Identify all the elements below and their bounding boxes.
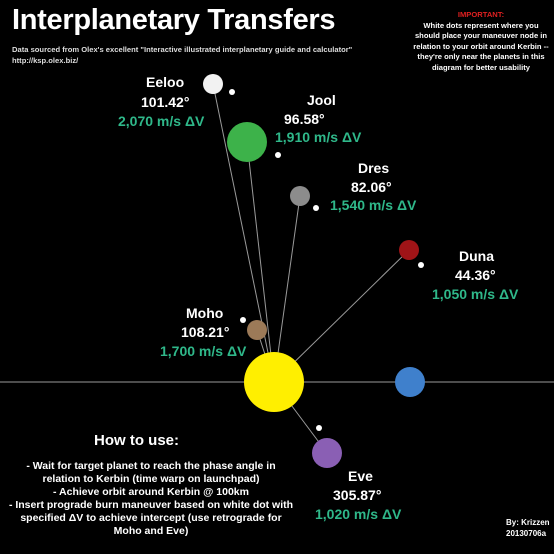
moho-name: Moho <box>186 305 224 321</box>
planet-dres <box>290 186 310 206</box>
line-jool <box>246 141 275 383</box>
important-text: White dots represent where you should pl… <box>413 20 549 72</box>
planet-eve <box>312 438 342 468</box>
planet-duna <box>399 240 419 260</box>
eeloo-angle: 101.42° <box>141 94 190 110</box>
author: By: Krizzen <box>506 518 550 527</box>
node-dot-moho <box>240 317 246 323</box>
author-credit: By: Krizzen 20130706a <box>506 517 550 539</box>
eve-angle: 305.87° <box>333 487 382 503</box>
node-dot-jool <box>275 152 281 158</box>
jool-dv: 1,910 m/s ΔV <box>275 129 362 145</box>
eve-dv: 1,020 m/s ΔV <box>315 506 402 522</box>
line-dres <box>273 195 301 383</box>
duna-dv: 1,050 m/s ΔV <box>432 286 519 302</box>
planet-eeloo <box>203 74 223 94</box>
line-duna <box>273 249 410 383</box>
page-title: Interplanetary Transfers <box>12 4 336 36</box>
jool-name: Jool <box>307 92 336 108</box>
howto-instructions: - Wait for target planet to reach the ph… <box>6 460 296 538</box>
howto-step: - Wait for target planet to reach the ph… <box>26 460 276 485</box>
eve-name: Eve <box>348 468 373 484</box>
node-dot-eve <box>316 425 322 431</box>
howto-step: - Achieve orbit around Kerbin @ 100km <box>53 486 249 498</box>
planet-kerbin <box>395 367 425 397</box>
node-dot-dres <box>313 205 319 211</box>
version: 20130706a <box>506 529 547 538</box>
eeloo-name: Eeloo <box>146 74 185 90</box>
eeloo-dv: 2,070 m/s ΔV <box>118 113 205 129</box>
duna-angle: 44.36° <box>455 267 496 283</box>
node-dot-eeloo <box>229 89 235 95</box>
source-url: http://ksp.olex.biz/ <box>12 56 79 65</box>
dres-angle: 82.06° <box>351 179 392 195</box>
dres-name: Dres <box>358 160 390 176</box>
source-line: Data sourced from Olex's excellent "Inte… <box>12 45 353 54</box>
howto-step: - Insert prograde burn maneuver based on… <box>8 499 294 537</box>
dres-dv: 1,540 m/s ΔV <box>330 197 417 213</box>
sun <box>244 352 304 412</box>
planet-moho <box>247 320 267 340</box>
duna-name: Duna <box>459 248 494 264</box>
important-heading: IMPORTANT: <box>457 10 505 19</box>
moho-dv: 1,700 m/s ΔV <box>160 343 247 359</box>
moho-angle: 108.21° <box>181 324 230 340</box>
jool-angle: 96.58° <box>284 111 325 127</box>
planet-jool <box>227 122 267 162</box>
source-credit: Data sourced from Olex's excellent "Inte… <box>12 44 352 66</box>
important-note: IMPORTANT: White dots represent where yo… <box>412 10 550 73</box>
node-dot-duna <box>418 262 424 268</box>
howto-heading: How to use: <box>94 432 179 449</box>
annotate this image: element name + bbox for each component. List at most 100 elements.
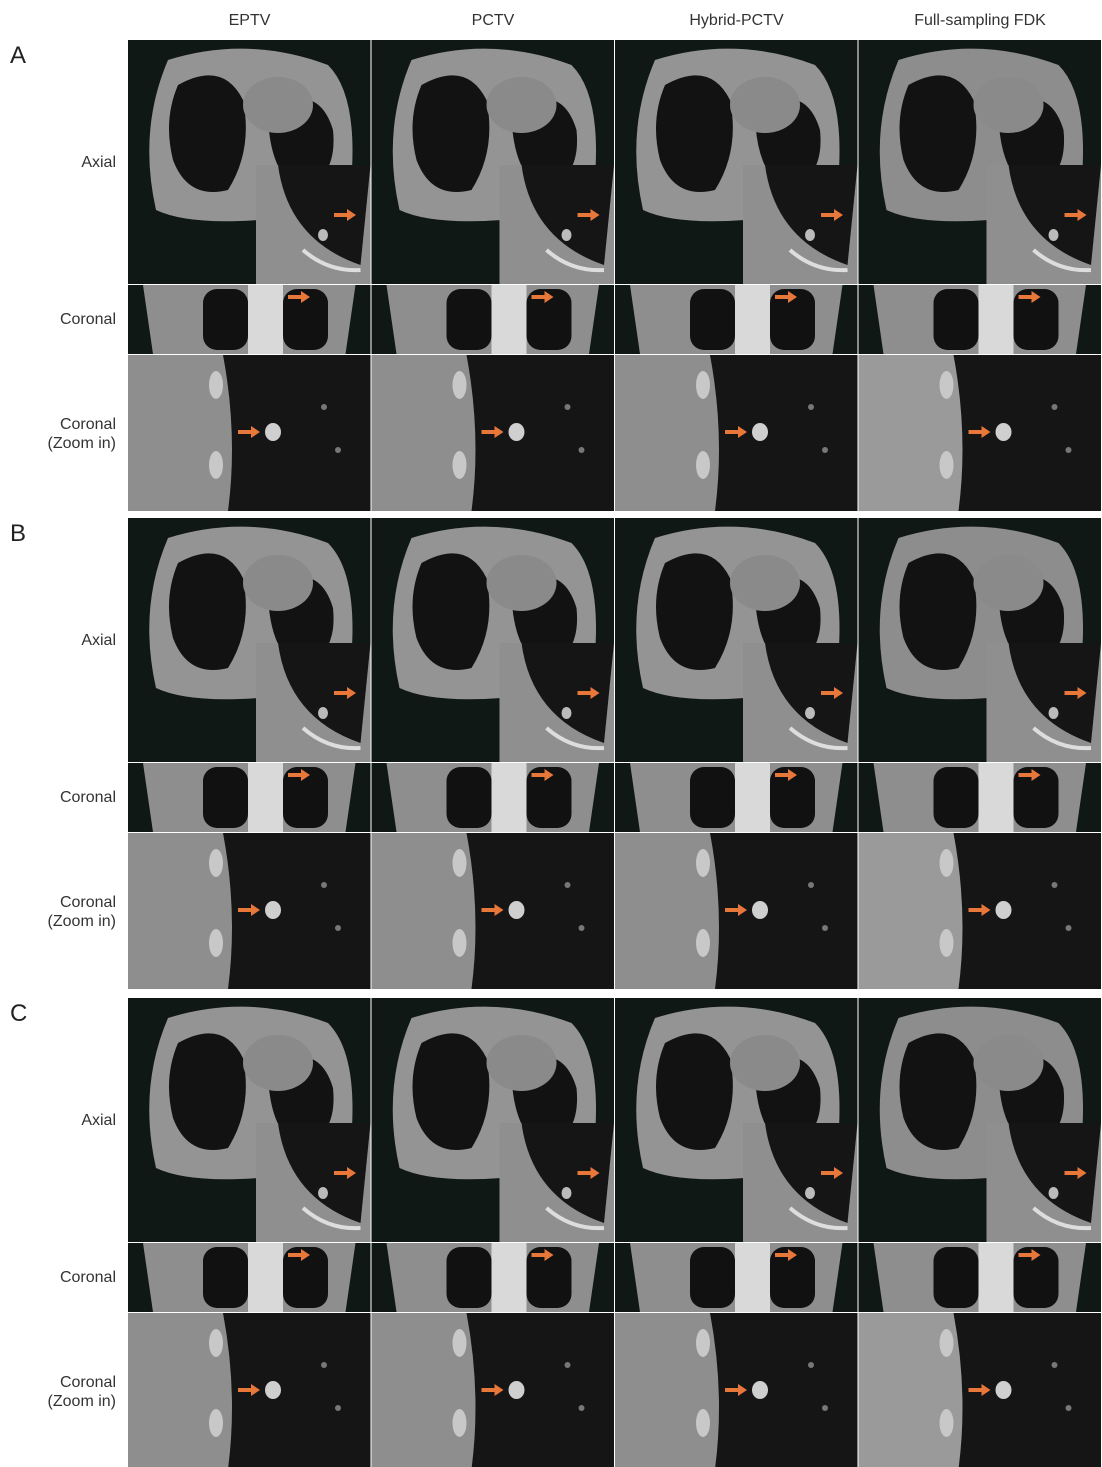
spine [248, 763, 283, 832]
row-label: Coronal [20, 310, 116, 329]
figure: EPTVPCTVHybrid-PCTVFull-sampling FDK A Axi… [0, 0, 1102, 1467]
nodule [509, 901, 525, 919]
panel-label: B [10, 520, 26, 548]
nodule [805, 1187, 815, 1199]
spine [248, 1243, 283, 1312]
vessel [335, 1405, 341, 1411]
lung [447, 1247, 492, 1308]
vessel [822, 447, 828, 453]
heart [487, 77, 557, 133]
rib [453, 929, 467, 957]
vessel [808, 882, 814, 888]
lung [900, 553, 977, 670]
lung [656, 553, 733, 670]
lung [900, 1033, 977, 1150]
panel-label: A [10, 42, 26, 70]
rib [453, 849, 467, 877]
nodule [509, 423, 525, 441]
lung [447, 289, 492, 350]
rib [940, 371, 954, 399]
rib [453, 1329, 467, 1357]
vessel [579, 447, 585, 453]
column-header: Hybrid-PCTV [615, 12, 858, 30]
vessel [808, 1362, 814, 1368]
ct-image [128, 1243, 371, 1312]
vessel [565, 1362, 571, 1368]
nodule [996, 1381, 1012, 1399]
vessel [335, 447, 341, 453]
lung [690, 289, 735, 350]
lung [203, 1247, 248, 1308]
nodule [805, 707, 815, 719]
rib [209, 371, 223, 399]
nodule [318, 707, 328, 719]
vessel [579, 925, 585, 931]
nodule [1049, 1187, 1059, 1199]
heart [974, 555, 1044, 611]
rib [940, 849, 954, 877]
spine [979, 763, 1014, 832]
vessel [579, 1405, 585, 1411]
nodule [1049, 229, 1059, 241]
rib [940, 1409, 954, 1437]
lung [934, 1247, 979, 1308]
spine [979, 285, 1014, 354]
heart [974, 1035, 1044, 1091]
heart [974, 77, 1044, 133]
spine [735, 763, 770, 832]
heart [243, 1035, 313, 1091]
rib [453, 1409, 467, 1437]
heart [730, 1035, 800, 1091]
image-grid [0, 0, 1102, 1467]
heart [730, 555, 800, 611]
nodule [1049, 707, 1059, 719]
column-header: EPTV [128, 12, 371, 30]
rib [453, 371, 467, 399]
nodule [562, 229, 572, 241]
lung [413, 1033, 490, 1150]
ct-image [372, 285, 615, 354]
vessel [565, 882, 571, 888]
vessel [1066, 925, 1072, 931]
spine [979, 1243, 1014, 1312]
row-label: Axial [20, 631, 116, 650]
spine [492, 763, 527, 832]
spine [735, 285, 770, 354]
ct-image [128, 40, 371, 284]
rib [696, 929, 710, 957]
lung [169, 1033, 246, 1150]
nodule [265, 901, 281, 919]
rib [696, 1329, 710, 1357]
rib [696, 371, 710, 399]
ct-image [859, 518, 1102, 762]
lung [690, 767, 735, 828]
column-header: PCTV [372, 12, 615, 30]
ct-image [128, 998, 371, 1242]
vessel [321, 1362, 327, 1368]
column-header: Full-sampling FDK [859, 12, 1102, 30]
vessel [321, 882, 327, 888]
lung [169, 75, 246, 192]
ct-image [615, 763, 858, 832]
lung [656, 75, 733, 192]
heart [730, 77, 800, 133]
rib [696, 451, 710, 479]
nodule [996, 423, 1012, 441]
ct-image [128, 355, 371, 511]
nodule [318, 229, 328, 241]
rib [209, 451, 223, 479]
ct-image [615, 998, 858, 1242]
lung [413, 75, 490, 192]
nodule [318, 1187, 328, 1199]
ct-image [615, 518, 858, 762]
ct-image [615, 355, 858, 511]
lung [690, 1247, 735, 1308]
rib [940, 451, 954, 479]
ct-image [128, 833, 371, 989]
vessel [335, 925, 341, 931]
rib [209, 929, 223, 957]
rib [696, 849, 710, 877]
ct-image [859, 1313, 1102, 1467]
nodule [562, 707, 572, 719]
ct-image [859, 355, 1102, 511]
———
▶ Given task
Copy out every one of the lines above word for word, leaving out the pictures.

▶ Final answer
Identify all the elements below and their bounding boxes.
moho-name: Moho <box>186 305 224 321</box>
planet-dres <box>290 186 310 206</box>
line-jool <box>246 141 275 383</box>
important-text: White dots represent where you should pl… <box>413 20 549 72</box>
planet-eve <box>312 438 342 468</box>
planet-duna <box>399 240 419 260</box>
eeloo-angle: 101.42° <box>141 94 190 110</box>
author: By: Krizzen <box>506 518 550 527</box>
node-dot-moho <box>240 317 246 323</box>
author-credit: By: Krizzen 20130706a <box>506 517 550 539</box>
eve-angle: 305.87° <box>333 487 382 503</box>
node-dot-jool <box>275 152 281 158</box>
jool-dv: 1,910 m/s ΔV <box>275 129 362 145</box>
eve-dv: 1,020 m/s ΔV <box>315 506 402 522</box>
line-dres <box>273 195 301 383</box>
duna-dv: 1,050 m/s ΔV <box>432 286 519 302</box>
planet-eeloo <box>203 74 223 94</box>
line-duna <box>273 249 410 383</box>
page-title: Interplanetary Transfers <box>12 4 336 36</box>
jool-name: Jool <box>307 92 336 108</box>
howto-instructions: - Wait for target planet to reach the ph… <box>6 460 296 538</box>
howto-step: - Wait for target planet to reach the ph… <box>26 460 276 485</box>
eve-name: Eve <box>348 468 373 484</box>
node-dot-eve <box>316 425 322 431</box>
howto-step: - Achieve orbit around Kerbin @ 100km <box>53 486 249 498</box>
planet-kerbin <box>395 367 425 397</box>
node-dot-dres <box>313 205 319 211</box>
version: 20130706a <box>506 529 547 538</box>
eeloo-name: Eeloo <box>146 74 185 90</box>
eeloo-dv: 2,070 m/s ΔV <box>118 113 205 129</box>
duna-angle: 44.36° <box>455 267 496 283</box>
node-dot-eeloo <box>229 89 235 95</box>
source-url: http://ksp.olex.biz/ <box>12 56 79 65</box>
dres-angle: 82.06° <box>351 179 392 195</box>
dres-name: Dres <box>358 160 390 176</box>
source-line: Data sourced from Olex's excellent "Inte… <box>12 45 353 54</box>
howto-step: - Insert prograde burn maneuver based on… <box>8 499 294 537</box>
dres-dv: 1,540 m/s ΔV <box>330 197 417 213</box>
sun <box>244 352 304 412</box>
planet-moho <box>247 320 267 340</box>
duna-name: Duna <box>459 248 494 264</box>
important-heading: IMPORTANT: <box>457 10 505 19</box>
moho-dv: 1,700 m/s ΔV <box>160 343 247 359</box>
moho-angle: 108.21° <box>181 324 230 340</box>
jool-angle: 96.58° <box>284 111 325 127</box>
planet-jool <box>227 122 267 162</box>
source-credit: Data sourced from Olex's excellent "Inte… <box>12 44 352 66</box>
important-note: IMPORTANT: White dots represent where yo… <box>412 10 550 73</box>
node-dot-duna <box>418 262 424 268</box>
howto-heading: How to use: <box>94 432 179 449</box>
annotate this image: element name + bbox for each component. List at most 100 elements.
spine [248, 763, 283, 832]
row-label: Coronal [20, 310, 116, 329]
figure: EPTVPCTVHybrid-PCTVFull-sampling FDK A Axi… [0, 0, 1102, 1467]
nodule [509, 901, 525, 919]
panel-label: B [10, 520, 26, 548]
nodule [805, 1187, 815, 1199]
spine [248, 1243, 283, 1312]
vessel [335, 1405, 341, 1411]
lung [447, 1247, 492, 1308]
vessel [822, 447, 828, 453]
heart [487, 77, 557, 133]
rib [453, 929, 467, 957]
vessel [808, 882, 814, 888]
lung [900, 553, 977, 670]
lung [656, 553, 733, 670]
lung [900, 1033, 977, 1150]
panel-label: A [10, 42, 26, 70]
rib [453, 849, 467, 877]
nodule [509, 423, 525, 441]
lung [447, 289, 492, 350]
rib [940, 371, 954, 399]
rib [453, 1329, 467, 1357]
vessel [579, 447, 585, 453]
column-header: Hybrid-PCTV [615, 12, 858, 30]
vessel [808, 1362, 814, 1368]
ct-image [128, 1243, 371, 1312]
vessel [565, 1362, 571, 1368]
nodule [996, 1381, 1012, 1399]
vessel [335, 447, 341, 453]
lung [690, 289, 735, 350]
lung [203, 1247, 248, 1308]
nodule [805, 707, 815, 719]
rib [209, 371, 223, 399]
nodule [318, 707, 328, 719]
vessel [579, 925, 585, 931]
nodule [1049, 1187, 1059, 1199]
heart [974, 555, 1044, 611]
rib [940, 849, 954, 877]
spine [979, 763, 1014, 832]
vessel [579, 1405, 585, 1411]
nodule [1049, 229, 1059, 241]
rib [940, 1409, 954, 1437]
lung [934, 1247, 979, 1308]
spine [979, 285, 1014, 354]
heart [974, 1035, 1044, 1091]
heart [974, 77, 1044, 133]
spine [735, 763, 770, 832]
heart [243, 1035, 313, 1091]
rib [453, 1409, 467, 1437]
heart [730, 1035, 800, 1091]
image-grid [0, 0, 1102, 1467]
heart [730, 555, 800, 611]
nodule [1049, 707, 1059, 719]
column-header: EPTV [128, 12, 371, 30]
rib [453, 371, 467, 399]
nodule [562, 229, 572, 241]
lung [413, 1033, 490, 1150]
ct-image [372, 285, 615, 354]
vessel [565, 882, 571, 888]
vessel [1066, 925, 1072, 931]
spine [979, 1243, 1014, 1312]
row-label: Axial [20, 631, 116, 650]
spine [492, 763, 527, 832]
spine [735, 285, 770, 354]
ct-image [128, 40, 371, 284]
rib [696, 929, 710, 957]
lung [169, 1033, 246, 1150]
nodule [265, 901, 281, 919]
rib [696, 1329, 710, 1357]
rib [696, 371, 710, 399]
ct-image [859, 518, 1102, 762]
lung [690, 767, 735, 828]
column-header: PCTV [372, 12, 615, 30]
ct-image [128, 998, 371, 1242]
vessel [321, 1362, 327, 1368]
column-header: Full-sampling FDK [859, 12, 1102, 30]
vessel [321, 882, 327, 888]
lung [169, 75, 246, 192]
ct-image [615, 763, 858, 832]
lung [656, 75, 733, 192]
heart [730, 77, 800, 133]
rib [696, 451, 710, 479]
nodule [996, 423, 1012, 441]
ct-image [128, 355, 371, 511]
nodule [318, 229, 328, 241]
rib [209, 451, 223, 479]
ct-image [615, 998, 858, 1242]
lung [413, 75, 490, 192]
nodule [318, 1187, 328, 1199]
ct-image [615, 518, 858, 762]
ct-image [615, 355, 858, 511]
lung [690, 1247, 735, 1308]
rib [940, 451, 954, 479]
ct-image [128, 833, 371, 989]
vessel [335, 925, 341, 931]
rib [209, 929, 223, 957]
rib [696, 849, 710, 877]
ct-image [859, 1313, 1102, 1467]
nodule [562, 707, 572, 719]
ct-image [859, 355, 1102, 511]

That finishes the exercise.